(Dataset items)

——

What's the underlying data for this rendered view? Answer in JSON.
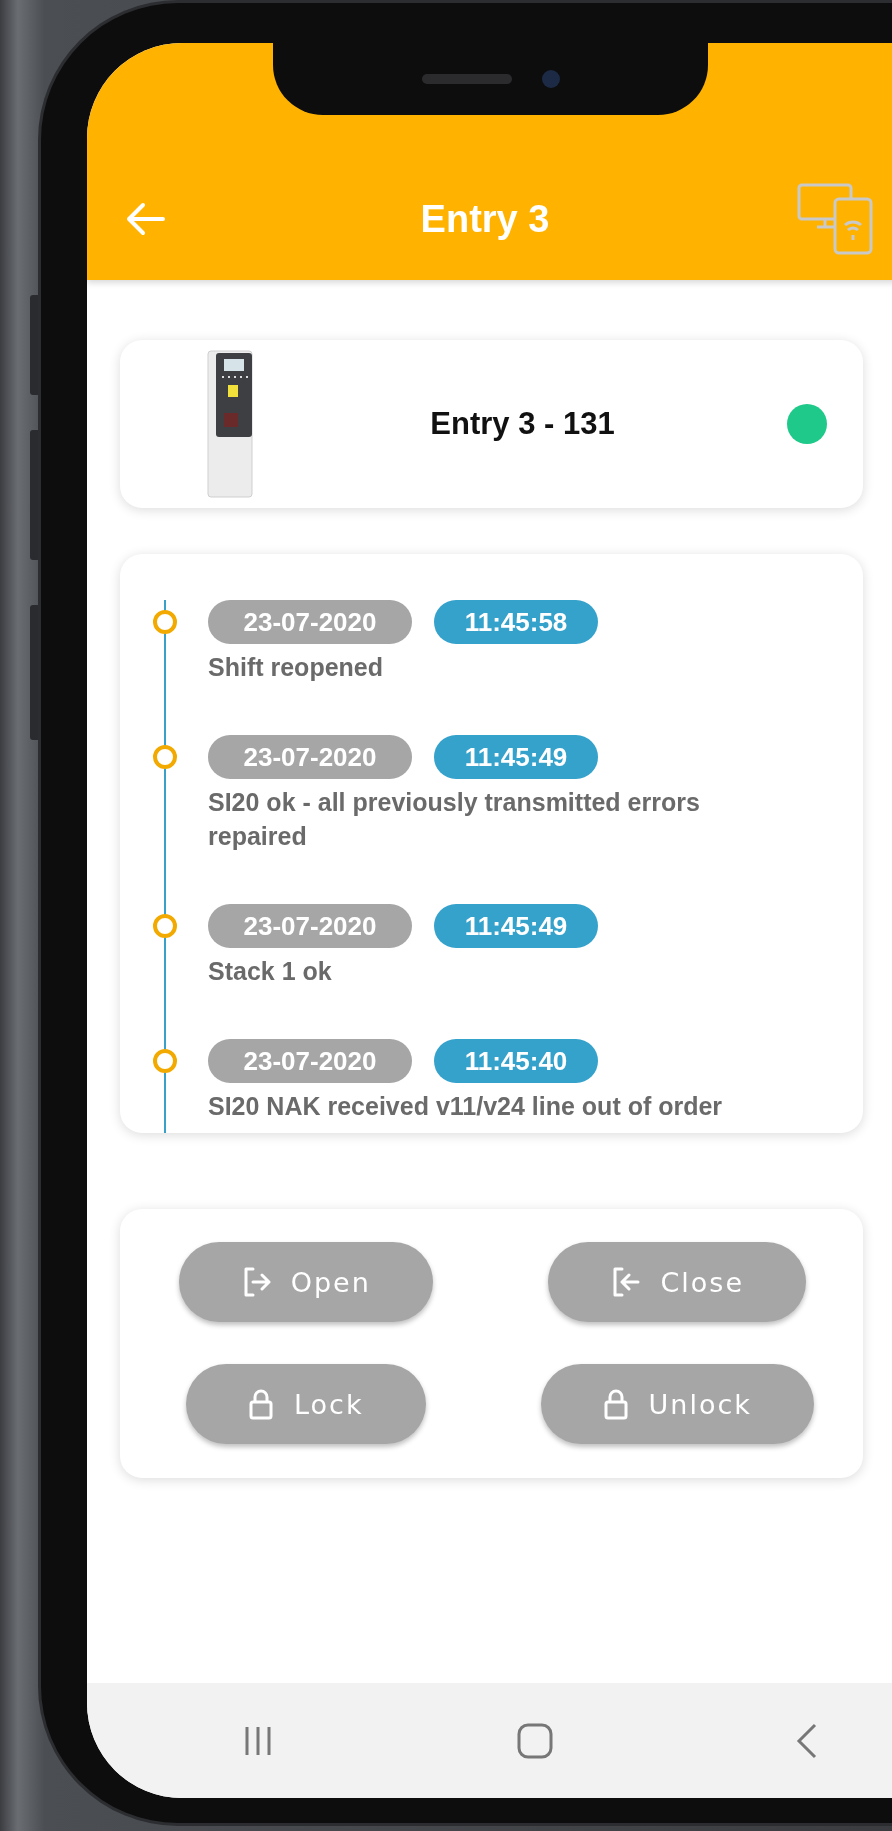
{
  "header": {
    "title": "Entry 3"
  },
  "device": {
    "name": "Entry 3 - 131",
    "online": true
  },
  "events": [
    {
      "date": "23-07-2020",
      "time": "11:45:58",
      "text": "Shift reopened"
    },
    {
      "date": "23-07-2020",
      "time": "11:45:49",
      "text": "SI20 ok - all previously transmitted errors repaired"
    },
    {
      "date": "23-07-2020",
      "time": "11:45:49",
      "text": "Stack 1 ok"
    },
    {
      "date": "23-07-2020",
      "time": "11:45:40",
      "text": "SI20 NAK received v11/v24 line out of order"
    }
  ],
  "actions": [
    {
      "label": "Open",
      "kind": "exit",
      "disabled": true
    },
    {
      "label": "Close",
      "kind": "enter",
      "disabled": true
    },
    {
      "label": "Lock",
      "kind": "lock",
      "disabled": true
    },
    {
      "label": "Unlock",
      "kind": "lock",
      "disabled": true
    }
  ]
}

——

* REQUIREMENT *
Quote all the records verbatim, dropping any pictures from your copy.

* EXERCISE SOLUTION *
What's the underlying data for this rendered view? Answer in JSON.
{
  "header": {
    "title": "Entry 3"
  },
  "device": {
    "name": "Entry 3 - 131",
    "online": true
  },
  "events": [
    {
      "date": "23-07-2020",
      "time": "11:45:58",
      "text": "Shift reopened"
    },
    {
      "date": "23-07-2020",
      "time": "11:45:49",
      "text": "SI20 ok - all previously transmitted errors repaired"
    },
    {
      "date": "23-07-2020",
      "time": "11:45:49",
      "text": "Stack 1 ok"
    },
    {
      "date": "23-07-2020",
      "time": "11:45:40",
      "text": "SI20 NAK received v11/v24 line out of order"
    }
  ],
  "actions": [
    {
      "label": "Open",
      "kind": "exit",
      "disabled": true
    },
    {
      "label": "Close",
      "kind": "enter",
      "disabled": true
    },
    {
      "label": "Lock",
      "kind": "lock",
      "disabled": true
    },
    {
      "label": "Unlock",
      "kind": "lock",
      "disabled": true
    }
  ]
}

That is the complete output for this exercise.